● **Problem description**
From the entries below, copy out every line with "deposition" in it.

[Stored data entries]
-- Start --
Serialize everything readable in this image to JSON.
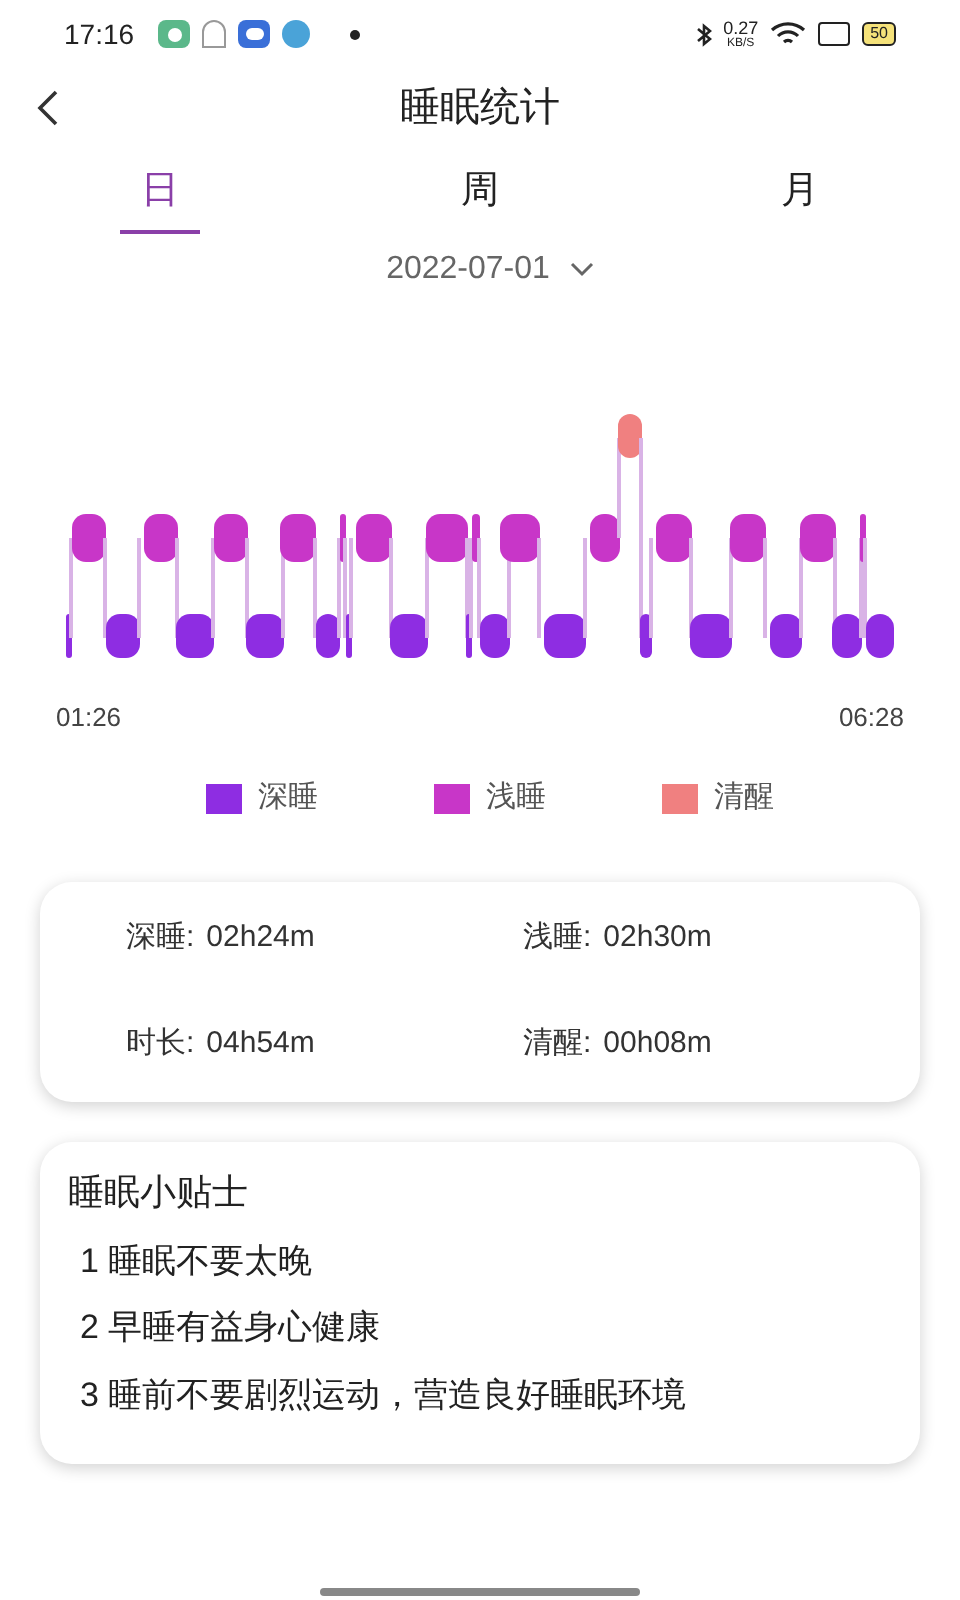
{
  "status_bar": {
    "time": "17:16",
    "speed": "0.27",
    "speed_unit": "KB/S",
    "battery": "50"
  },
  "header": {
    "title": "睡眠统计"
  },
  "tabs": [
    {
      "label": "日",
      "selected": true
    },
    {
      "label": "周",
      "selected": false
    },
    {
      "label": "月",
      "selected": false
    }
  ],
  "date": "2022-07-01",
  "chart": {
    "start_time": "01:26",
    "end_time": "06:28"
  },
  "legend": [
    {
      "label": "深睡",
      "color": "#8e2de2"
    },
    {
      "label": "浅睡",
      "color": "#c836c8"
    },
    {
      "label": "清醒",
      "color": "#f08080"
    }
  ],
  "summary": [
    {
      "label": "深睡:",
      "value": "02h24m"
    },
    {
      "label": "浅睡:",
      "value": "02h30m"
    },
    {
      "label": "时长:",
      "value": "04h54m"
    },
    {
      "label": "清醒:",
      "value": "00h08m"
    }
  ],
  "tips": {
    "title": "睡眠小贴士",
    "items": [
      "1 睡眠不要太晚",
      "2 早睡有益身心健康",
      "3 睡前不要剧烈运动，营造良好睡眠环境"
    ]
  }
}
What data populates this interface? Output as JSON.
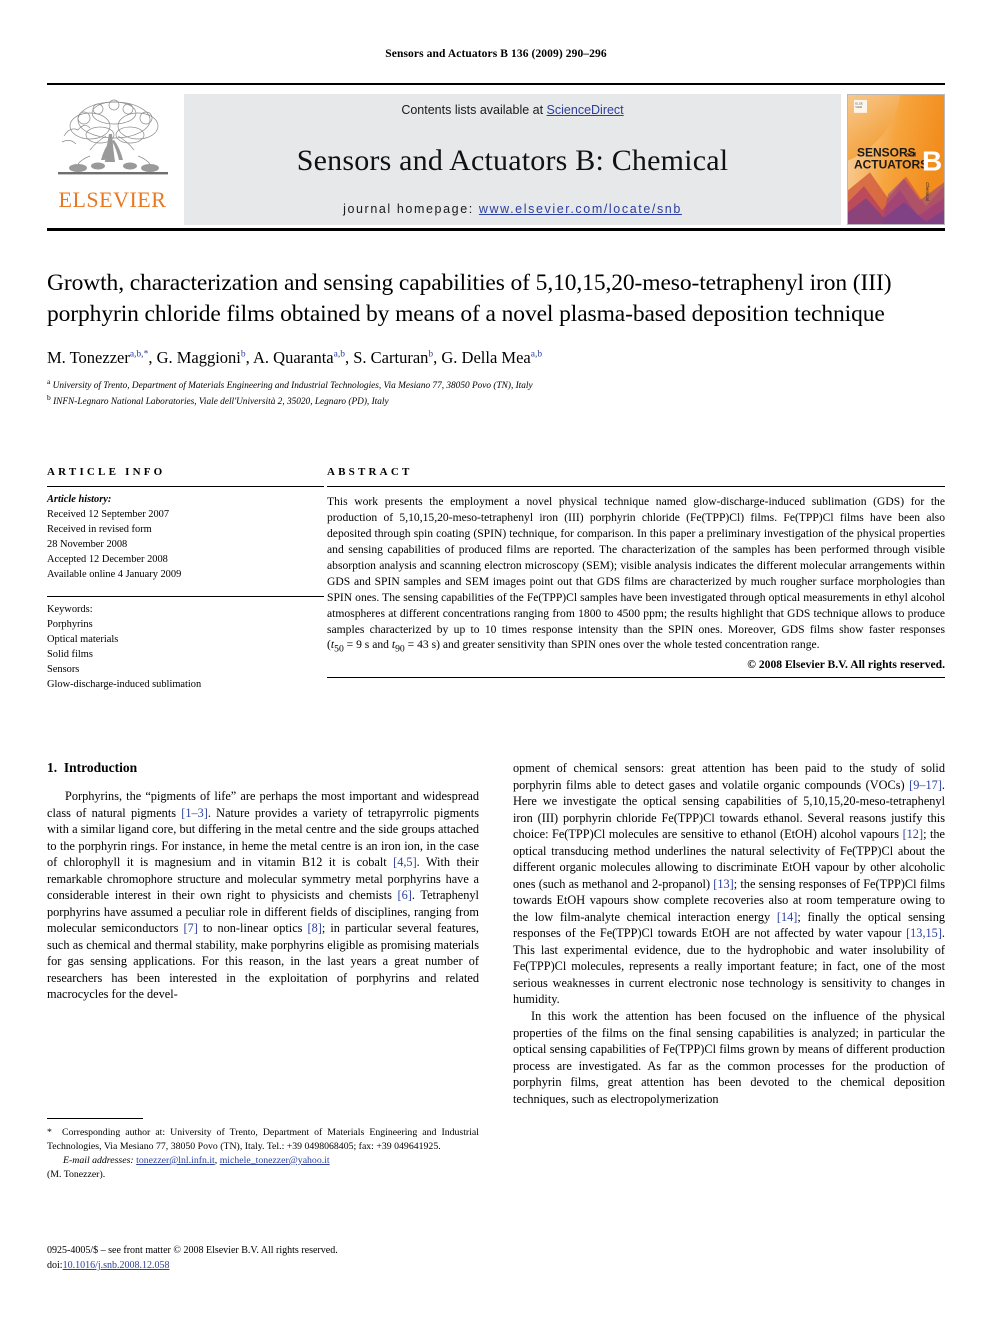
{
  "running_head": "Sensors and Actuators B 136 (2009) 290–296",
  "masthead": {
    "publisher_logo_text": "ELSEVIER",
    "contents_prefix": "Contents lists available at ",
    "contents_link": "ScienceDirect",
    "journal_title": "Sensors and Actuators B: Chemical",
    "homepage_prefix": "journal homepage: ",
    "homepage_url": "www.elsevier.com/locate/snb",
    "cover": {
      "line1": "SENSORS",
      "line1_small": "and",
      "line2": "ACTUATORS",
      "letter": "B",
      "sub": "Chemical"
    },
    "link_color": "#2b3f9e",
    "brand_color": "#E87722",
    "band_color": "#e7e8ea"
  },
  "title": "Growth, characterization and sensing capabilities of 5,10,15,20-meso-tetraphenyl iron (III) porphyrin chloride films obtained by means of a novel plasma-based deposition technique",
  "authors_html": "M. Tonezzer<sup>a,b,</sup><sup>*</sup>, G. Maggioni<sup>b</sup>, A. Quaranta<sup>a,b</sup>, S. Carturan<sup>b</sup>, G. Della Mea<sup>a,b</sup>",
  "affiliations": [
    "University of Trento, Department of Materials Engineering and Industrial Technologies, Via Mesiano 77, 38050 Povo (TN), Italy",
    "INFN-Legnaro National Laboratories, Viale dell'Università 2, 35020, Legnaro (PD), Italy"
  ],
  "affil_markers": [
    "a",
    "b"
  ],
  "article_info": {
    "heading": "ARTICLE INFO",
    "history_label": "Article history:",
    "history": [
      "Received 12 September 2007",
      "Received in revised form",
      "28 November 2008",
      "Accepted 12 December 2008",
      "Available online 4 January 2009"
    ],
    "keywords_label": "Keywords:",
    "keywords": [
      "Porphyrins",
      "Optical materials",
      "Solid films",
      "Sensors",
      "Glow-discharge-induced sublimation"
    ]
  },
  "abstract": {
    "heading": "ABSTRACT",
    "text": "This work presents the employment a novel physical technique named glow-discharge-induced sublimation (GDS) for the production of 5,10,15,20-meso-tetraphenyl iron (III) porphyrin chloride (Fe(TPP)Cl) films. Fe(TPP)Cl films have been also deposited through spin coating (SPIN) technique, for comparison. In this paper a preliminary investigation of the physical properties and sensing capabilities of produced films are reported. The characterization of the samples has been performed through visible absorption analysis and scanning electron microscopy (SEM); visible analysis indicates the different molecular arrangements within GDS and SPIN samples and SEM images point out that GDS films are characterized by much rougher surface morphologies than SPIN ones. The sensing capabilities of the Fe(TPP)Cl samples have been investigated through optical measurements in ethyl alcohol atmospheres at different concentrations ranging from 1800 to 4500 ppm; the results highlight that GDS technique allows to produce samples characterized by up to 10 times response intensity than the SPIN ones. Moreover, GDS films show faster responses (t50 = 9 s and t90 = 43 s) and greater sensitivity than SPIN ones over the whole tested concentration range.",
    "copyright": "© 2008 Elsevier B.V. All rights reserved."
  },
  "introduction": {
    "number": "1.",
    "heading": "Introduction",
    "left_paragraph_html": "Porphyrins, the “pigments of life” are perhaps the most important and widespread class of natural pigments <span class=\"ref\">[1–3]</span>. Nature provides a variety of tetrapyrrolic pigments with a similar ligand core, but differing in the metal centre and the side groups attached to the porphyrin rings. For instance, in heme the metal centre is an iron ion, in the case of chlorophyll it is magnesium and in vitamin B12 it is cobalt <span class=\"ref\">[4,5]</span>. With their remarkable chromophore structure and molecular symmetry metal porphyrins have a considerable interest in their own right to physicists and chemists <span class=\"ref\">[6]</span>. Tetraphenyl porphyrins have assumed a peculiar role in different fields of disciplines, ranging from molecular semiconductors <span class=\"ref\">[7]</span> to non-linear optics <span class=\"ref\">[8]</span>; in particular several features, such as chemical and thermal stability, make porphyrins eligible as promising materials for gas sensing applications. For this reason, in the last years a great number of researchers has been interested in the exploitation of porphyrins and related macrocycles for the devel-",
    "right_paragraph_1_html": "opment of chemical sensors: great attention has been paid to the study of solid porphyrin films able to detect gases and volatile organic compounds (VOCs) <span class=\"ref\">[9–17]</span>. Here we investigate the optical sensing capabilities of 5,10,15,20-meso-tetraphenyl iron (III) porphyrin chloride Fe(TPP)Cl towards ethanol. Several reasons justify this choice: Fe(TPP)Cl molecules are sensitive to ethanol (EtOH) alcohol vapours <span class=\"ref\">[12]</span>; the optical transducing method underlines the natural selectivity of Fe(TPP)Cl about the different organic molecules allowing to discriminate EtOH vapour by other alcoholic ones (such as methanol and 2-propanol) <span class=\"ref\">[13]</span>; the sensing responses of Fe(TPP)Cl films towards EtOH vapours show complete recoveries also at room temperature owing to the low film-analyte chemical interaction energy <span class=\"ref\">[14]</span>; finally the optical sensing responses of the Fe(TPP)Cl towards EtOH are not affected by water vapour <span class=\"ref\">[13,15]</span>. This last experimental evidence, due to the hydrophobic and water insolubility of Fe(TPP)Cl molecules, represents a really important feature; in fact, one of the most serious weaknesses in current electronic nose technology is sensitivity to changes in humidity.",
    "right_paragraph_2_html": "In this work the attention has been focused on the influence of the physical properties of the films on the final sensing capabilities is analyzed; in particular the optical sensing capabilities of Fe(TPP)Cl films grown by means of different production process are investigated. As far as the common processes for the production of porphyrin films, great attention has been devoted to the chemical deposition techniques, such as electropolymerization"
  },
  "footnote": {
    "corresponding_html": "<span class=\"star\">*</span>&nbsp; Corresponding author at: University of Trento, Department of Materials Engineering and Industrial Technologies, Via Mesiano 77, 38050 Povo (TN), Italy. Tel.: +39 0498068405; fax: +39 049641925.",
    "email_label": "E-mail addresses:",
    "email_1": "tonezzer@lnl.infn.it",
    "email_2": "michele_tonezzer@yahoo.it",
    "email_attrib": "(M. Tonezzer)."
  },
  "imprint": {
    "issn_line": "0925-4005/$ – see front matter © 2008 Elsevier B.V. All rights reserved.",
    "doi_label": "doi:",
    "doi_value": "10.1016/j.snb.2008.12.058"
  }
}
-- End --
-- Start --
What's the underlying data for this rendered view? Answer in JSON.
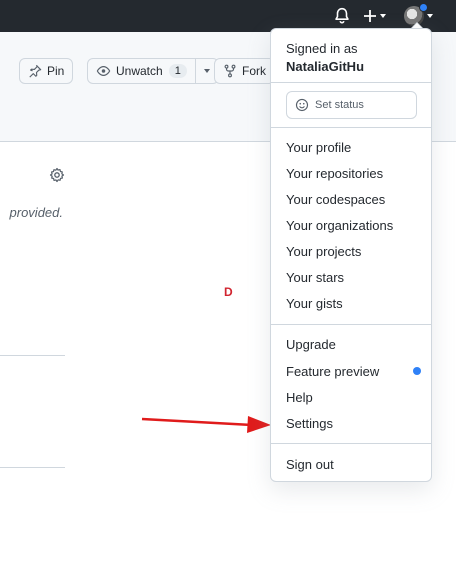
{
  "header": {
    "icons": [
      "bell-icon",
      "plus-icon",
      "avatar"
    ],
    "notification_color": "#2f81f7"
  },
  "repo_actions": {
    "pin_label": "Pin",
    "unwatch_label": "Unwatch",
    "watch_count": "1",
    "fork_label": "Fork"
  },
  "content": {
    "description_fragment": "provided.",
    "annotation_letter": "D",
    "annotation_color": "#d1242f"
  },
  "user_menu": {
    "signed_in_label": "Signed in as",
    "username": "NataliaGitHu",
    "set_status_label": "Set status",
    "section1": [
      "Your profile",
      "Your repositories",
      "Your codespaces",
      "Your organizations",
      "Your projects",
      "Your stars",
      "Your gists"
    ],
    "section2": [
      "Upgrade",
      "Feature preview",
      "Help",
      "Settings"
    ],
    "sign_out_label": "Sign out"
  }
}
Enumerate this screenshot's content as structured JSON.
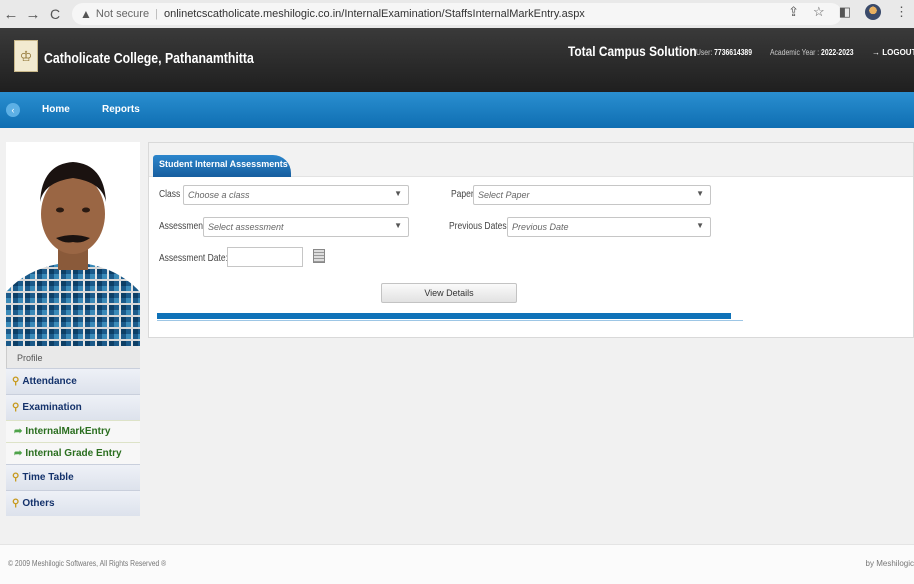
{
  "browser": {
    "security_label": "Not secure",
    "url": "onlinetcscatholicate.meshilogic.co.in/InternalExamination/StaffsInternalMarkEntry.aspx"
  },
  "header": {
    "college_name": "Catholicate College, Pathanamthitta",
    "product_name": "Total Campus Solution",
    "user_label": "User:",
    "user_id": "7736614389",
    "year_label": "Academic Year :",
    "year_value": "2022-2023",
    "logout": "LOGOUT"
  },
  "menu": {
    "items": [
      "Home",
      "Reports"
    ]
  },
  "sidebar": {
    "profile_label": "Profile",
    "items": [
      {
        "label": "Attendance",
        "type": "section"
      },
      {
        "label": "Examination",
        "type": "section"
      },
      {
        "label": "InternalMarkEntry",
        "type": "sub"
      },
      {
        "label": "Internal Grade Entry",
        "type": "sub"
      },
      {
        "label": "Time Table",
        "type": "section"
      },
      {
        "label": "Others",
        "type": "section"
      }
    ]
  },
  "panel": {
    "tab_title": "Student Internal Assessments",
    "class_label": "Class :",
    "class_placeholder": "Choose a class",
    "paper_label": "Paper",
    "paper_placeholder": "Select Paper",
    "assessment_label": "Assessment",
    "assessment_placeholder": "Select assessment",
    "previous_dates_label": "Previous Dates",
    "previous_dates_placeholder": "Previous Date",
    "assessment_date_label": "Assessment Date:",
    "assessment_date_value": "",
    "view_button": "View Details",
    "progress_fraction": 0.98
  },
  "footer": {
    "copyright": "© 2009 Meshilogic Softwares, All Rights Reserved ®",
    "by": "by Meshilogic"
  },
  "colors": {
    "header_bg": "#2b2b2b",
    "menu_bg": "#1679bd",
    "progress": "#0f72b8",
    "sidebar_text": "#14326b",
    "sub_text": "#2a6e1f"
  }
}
-- End --
● **Exercise response**
  "title": "Growth, characterization and sensing capabilities of 5,10,15,20-meso-tetraphenyl iron (III) porphyrin chloride films obtained by means of a novel plasma-based deposition technique",
    "right_paragraph_2_html": "In this work the attention has been focused on the influence of the physical properties of the films on the final sensing capabilities is analyzed; in particular the optical sensing capabilities of Fe(TPP)Cl films grown by means of different production process are investigated. As far as the common processes for the production of porphyrin films, great attention has been devoted to the chemical deposition techniques, such as electropolymerization"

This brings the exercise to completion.